__Brief__. Retype the records that come next, word for word.

--- Begin ---

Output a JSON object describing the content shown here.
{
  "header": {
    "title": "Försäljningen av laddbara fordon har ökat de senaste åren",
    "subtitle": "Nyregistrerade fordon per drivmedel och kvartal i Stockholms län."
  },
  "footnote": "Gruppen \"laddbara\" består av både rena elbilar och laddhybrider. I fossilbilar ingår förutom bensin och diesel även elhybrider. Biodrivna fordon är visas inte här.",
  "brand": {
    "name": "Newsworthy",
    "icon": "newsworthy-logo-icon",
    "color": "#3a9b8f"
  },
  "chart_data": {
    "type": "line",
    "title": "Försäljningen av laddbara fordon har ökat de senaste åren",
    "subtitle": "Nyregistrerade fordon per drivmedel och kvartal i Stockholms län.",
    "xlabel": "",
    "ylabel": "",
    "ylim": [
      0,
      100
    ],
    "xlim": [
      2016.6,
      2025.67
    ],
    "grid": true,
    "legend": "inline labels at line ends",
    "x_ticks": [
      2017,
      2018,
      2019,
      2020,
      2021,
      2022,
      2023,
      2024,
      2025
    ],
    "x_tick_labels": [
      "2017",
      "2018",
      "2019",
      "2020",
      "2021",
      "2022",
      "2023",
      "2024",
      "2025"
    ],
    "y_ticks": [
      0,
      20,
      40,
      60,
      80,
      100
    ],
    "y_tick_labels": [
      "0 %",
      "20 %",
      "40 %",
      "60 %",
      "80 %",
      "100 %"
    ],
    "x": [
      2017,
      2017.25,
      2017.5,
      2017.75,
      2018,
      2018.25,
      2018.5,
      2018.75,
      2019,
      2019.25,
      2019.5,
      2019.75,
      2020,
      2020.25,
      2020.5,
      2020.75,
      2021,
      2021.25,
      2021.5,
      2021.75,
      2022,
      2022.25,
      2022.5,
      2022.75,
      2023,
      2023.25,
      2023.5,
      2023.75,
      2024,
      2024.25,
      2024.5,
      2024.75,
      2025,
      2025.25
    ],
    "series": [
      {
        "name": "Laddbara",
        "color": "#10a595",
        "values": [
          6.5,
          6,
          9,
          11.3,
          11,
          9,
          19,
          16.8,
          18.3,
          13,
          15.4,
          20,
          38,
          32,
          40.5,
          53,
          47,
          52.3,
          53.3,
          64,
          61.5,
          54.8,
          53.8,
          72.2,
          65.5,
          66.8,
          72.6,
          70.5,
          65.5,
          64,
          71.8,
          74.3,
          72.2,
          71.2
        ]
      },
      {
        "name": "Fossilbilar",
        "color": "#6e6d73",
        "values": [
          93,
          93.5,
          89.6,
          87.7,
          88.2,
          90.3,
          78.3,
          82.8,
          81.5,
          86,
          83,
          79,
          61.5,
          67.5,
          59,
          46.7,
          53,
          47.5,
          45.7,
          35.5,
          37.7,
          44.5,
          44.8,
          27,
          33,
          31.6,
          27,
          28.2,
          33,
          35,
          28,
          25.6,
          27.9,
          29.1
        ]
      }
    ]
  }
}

--- End ---

__Answer to the exercise__.
Output a JSON object describing the content shown here.
{
  "header": {
    "title": "Försäljningen av laddbara fordon har ökat de senaste åren",
    "subtitle": "Nyregistrerade fordon per drivmedel och kvartal i Stockholms län."
  },
  "footnote": "Gruppen \"laddbara\" består av både rena elbilar och laddhybrider. I fossilbilar ingår förutom bensin och diesel även elhybrider. Biodrivna fordon är visas inte här.",
  "brand": {
    "name": "Newsworthy",
    "icon": "newsworthy-logo-icon",
    "color": "#3a9b8f"
  },
  "chart_data": {
    "type": "line",
    "title": "Försäljningen av laddbara fordon har ökat de senaste åren",
    "subtitle": "Nyregistrerade fordon per drivmedel och kvartal i Stockholms län.",
    "xlabel": "",
    "ylabel": "",
    "ylim": [
      0,
      100
    ],
    "xlim": [
      2016.6,
      2025.67
    ],
    "grid": true,
    "legend": "inline labels at line ends",
    "x_ticks": [
      2017,
      2018,
      2019,
      2020,
      2021,
      2022,
      2023,
      2024,
      2025
    ],
    "x_tick_labels": [
      "2017",
      "2018",
      "2019",
      "2020",
      "2021",
      "2022",
      "2023",
      "2024",
      "2025"
    ],
    "y_ticks": [
      0,
      20,
      40,
      60,
      80,
      100
    ],
    "y_tick_labels": [
      "0 %",
      "20 %",
      "40 %",
      "60 %",
      "80 %",
      "100 %"
    ],
    "x": [
      2017,
      2017.25,
      2017.5,
      2017.75,
      2018,
      2018.25,
      2018.5,
      2018.75,
      2019,
      2019.25,
      2019.5,
      2019.75,
      2020,
      2020.25,
      2020.5,
      2020.75,
      2021,
      2021.25,
      2021.5,
      2021.75,
      2022,
      2022.25,
      2022.5,
      2022.75,
      2023,
      2023.25,
      2023.5,
      2023.75,
      2024,
      2024.25,
      2024.5,
      2024.75,
      2025,
      2025.25
    ],
    "series": [
      {
        "name": "Laddbara",
        "color": "#10a595",
        "values": [
          6.5,
          6,
          9,
          11.3,
          11,
          9,
          19,
          16.8,
          18.3,
          13,
          15.4,
          20,
          38,
          32,
          40.5,
          53,
          47,
          52.3,
          53.3,
          64,
          61.5,
          54.8,
          53.8,
          72.2,
          65.5,
          66.8,
          72.6,
          70.5,
          65.5,
          64,
          71.8,
          74.3,
          72.2,
          71.2
        ]
      },
      {
        "name": "Fossilbilar",
        "color": "#6e6d73",
        "values": [
          93,
          93.5,
          89.6,
          87.7,
          88.2,
          90.3,
          78.3,
          82.8,
          81.5,
          86,
          83,
          79,
          61.5,
          67.5,
          59,
          46.7,
          53,
          47.5,
          45.7,
          35.5,
          37.7,
          44.5,
          44.8,
          27,
          33,
          31.6,
          27,
          28.2,
          33,
          35,
          28,
          25.6,
          27.9,
          29.1
        ]
      }
    ]
  }
}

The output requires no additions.